Extracted data entries:
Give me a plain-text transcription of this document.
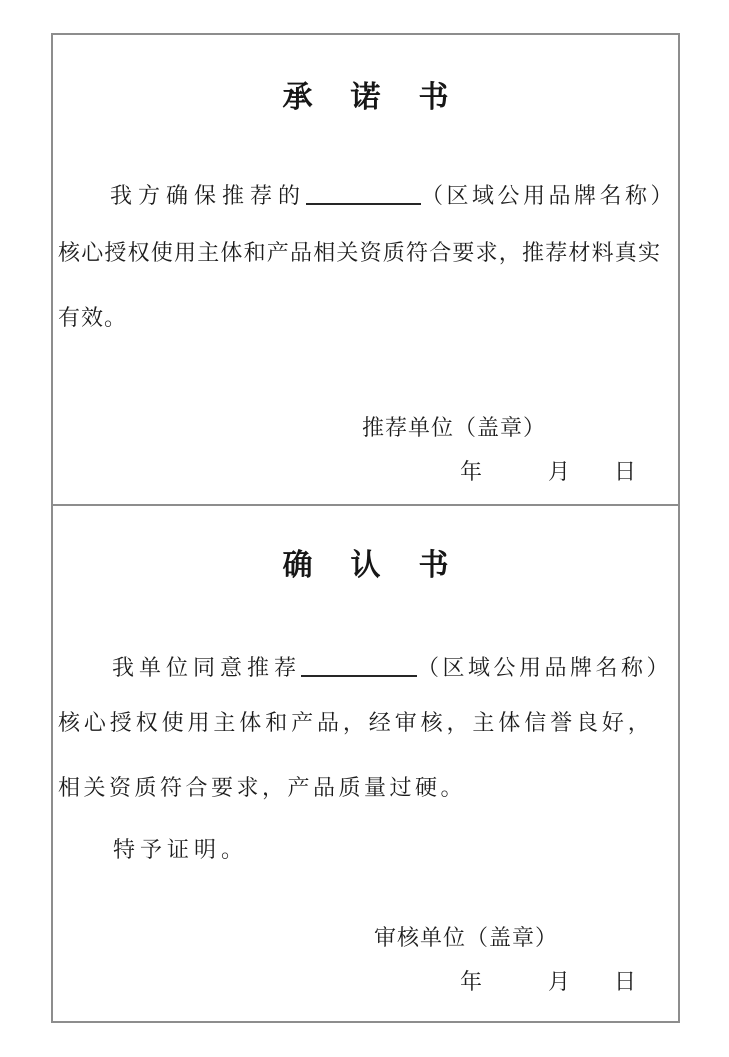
承诺书

我方确保推荐的	（区域公用品牌名称）

核心授权使用主体和产品相关资质符合要求，推荐材料真实

有效。

推荐单位（盖章）

年　　　月　　日

确认书

我单位同意推荐	（区域公用品牌名称）

核心授权使用主体和产品，经审核，主体信誉良好，

相关资质符合要求，产品质量过硬。

特予证明。

审核单位（盖章）

年　　　月　　日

▶ _WHAT YOU HAVE TO DO_
Extract, from the listing above, every line where the string "区域公用品牌名称" occurs.

▶ _SOLUTION TO THE PROBLEM_
我方确保推荐的	（区域公用品牌名称）
我单位同意推荐	（区域公用品牌名称）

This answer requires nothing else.